> **GIVEN RECORDS**:
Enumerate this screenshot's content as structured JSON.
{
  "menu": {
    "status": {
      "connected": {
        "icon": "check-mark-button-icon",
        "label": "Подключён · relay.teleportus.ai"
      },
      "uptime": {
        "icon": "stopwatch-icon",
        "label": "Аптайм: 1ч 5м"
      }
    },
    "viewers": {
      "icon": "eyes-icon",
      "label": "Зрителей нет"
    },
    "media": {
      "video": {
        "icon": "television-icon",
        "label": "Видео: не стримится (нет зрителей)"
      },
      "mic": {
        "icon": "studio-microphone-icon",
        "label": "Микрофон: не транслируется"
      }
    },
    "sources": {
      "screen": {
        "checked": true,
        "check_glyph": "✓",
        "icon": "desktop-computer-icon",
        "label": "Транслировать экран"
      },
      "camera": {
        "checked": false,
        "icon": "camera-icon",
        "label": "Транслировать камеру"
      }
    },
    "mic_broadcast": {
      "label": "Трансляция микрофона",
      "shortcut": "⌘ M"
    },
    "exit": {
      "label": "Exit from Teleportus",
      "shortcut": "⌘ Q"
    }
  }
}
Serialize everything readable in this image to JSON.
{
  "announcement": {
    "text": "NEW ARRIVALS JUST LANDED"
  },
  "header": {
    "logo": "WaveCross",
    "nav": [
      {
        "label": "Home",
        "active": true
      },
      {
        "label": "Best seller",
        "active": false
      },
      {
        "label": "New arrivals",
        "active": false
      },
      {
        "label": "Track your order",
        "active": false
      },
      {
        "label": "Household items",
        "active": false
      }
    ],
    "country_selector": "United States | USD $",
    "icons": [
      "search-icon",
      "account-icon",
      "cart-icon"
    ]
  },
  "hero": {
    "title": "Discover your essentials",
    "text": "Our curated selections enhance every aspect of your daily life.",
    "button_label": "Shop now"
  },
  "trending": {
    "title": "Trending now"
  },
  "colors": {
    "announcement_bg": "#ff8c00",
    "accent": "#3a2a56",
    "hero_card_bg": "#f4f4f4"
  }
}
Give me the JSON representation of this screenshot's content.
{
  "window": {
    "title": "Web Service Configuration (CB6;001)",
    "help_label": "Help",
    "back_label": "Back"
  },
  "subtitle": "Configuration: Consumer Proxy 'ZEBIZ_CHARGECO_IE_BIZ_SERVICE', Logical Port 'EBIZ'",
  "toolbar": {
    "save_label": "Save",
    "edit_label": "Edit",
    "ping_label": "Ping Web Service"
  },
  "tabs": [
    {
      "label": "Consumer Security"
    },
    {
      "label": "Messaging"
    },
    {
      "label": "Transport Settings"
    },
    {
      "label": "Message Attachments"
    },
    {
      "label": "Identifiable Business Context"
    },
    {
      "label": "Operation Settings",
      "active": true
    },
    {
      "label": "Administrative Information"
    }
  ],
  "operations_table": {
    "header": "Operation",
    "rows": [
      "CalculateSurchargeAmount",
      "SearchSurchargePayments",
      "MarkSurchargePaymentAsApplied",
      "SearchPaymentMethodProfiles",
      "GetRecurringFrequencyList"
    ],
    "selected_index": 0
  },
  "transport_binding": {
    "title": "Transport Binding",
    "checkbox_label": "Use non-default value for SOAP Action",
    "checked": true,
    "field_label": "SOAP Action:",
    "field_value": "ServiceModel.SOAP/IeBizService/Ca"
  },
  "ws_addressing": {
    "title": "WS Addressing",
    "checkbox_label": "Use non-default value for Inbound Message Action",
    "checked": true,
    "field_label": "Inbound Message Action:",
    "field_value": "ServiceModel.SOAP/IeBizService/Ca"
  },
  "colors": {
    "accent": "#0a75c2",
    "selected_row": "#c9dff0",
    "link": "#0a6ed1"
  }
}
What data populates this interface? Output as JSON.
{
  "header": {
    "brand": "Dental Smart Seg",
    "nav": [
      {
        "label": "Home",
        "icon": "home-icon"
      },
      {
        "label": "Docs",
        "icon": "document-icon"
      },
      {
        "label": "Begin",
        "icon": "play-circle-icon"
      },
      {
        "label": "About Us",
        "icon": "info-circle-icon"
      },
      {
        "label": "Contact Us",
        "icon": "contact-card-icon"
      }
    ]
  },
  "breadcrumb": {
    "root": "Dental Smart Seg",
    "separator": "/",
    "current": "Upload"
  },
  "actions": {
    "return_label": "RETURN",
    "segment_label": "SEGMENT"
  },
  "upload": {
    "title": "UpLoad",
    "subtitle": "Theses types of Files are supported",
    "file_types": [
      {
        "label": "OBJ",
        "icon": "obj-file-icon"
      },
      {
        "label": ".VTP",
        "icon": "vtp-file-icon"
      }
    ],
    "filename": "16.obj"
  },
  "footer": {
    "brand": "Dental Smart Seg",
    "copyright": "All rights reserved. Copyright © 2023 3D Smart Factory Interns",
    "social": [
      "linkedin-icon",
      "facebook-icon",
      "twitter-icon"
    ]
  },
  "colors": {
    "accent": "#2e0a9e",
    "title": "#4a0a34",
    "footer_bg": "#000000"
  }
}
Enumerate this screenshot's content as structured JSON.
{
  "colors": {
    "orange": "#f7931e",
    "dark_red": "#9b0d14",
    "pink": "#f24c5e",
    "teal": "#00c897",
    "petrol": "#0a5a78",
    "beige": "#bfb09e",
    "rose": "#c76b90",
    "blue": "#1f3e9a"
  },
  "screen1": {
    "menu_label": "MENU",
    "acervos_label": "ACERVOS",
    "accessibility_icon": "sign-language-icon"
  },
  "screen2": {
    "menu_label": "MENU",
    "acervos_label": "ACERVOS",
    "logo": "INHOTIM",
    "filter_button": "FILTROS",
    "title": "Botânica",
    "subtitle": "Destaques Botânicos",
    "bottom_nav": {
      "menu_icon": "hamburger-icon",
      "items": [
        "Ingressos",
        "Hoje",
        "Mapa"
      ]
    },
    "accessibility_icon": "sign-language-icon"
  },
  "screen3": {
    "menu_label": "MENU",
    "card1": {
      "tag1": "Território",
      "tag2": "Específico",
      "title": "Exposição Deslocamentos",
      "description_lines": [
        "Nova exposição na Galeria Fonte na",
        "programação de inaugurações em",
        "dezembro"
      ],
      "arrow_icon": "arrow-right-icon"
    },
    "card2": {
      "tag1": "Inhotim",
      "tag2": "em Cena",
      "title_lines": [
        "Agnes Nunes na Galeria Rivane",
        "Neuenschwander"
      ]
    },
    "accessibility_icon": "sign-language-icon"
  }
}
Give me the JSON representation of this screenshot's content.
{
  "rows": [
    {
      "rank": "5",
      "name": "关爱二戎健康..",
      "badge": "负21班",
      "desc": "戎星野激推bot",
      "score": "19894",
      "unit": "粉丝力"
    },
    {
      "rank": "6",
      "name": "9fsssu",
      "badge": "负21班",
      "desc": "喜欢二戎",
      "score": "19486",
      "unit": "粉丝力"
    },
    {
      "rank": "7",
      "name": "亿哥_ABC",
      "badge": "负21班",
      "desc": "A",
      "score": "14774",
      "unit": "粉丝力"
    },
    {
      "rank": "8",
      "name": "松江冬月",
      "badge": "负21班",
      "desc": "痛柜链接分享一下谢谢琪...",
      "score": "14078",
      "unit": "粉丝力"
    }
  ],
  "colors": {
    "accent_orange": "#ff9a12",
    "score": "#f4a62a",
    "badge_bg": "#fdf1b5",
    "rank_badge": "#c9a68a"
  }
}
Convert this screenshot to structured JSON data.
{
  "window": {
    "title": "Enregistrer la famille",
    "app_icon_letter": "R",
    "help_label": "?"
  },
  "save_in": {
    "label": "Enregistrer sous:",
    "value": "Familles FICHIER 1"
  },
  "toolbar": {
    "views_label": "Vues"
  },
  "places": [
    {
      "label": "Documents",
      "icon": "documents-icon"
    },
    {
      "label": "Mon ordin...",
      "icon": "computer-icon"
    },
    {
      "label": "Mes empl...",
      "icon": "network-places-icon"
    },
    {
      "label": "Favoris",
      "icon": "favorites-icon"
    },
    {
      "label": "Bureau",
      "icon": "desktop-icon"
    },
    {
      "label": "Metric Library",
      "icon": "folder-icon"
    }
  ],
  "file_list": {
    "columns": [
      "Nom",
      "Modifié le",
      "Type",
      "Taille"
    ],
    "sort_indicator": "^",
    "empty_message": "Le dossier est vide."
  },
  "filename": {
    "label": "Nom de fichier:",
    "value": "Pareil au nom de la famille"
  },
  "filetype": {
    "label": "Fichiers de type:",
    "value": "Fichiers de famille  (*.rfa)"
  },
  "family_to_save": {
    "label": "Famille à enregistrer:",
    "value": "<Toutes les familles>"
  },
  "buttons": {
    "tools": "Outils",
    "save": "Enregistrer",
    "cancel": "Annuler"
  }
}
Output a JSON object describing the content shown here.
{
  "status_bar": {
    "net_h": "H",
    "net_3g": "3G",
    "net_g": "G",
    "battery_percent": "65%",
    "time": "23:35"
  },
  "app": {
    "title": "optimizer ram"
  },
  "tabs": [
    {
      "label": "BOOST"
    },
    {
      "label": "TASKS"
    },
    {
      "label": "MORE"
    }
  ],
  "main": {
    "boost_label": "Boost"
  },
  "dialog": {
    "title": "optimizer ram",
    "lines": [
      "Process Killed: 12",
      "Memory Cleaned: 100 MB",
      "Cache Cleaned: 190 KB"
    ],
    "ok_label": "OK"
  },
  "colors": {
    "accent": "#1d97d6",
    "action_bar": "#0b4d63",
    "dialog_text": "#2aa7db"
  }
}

> **PROMPT**: Give only the number of lines in the data that hold the word "Output".

> **ANSWER TO THIS EXERCISE**: 2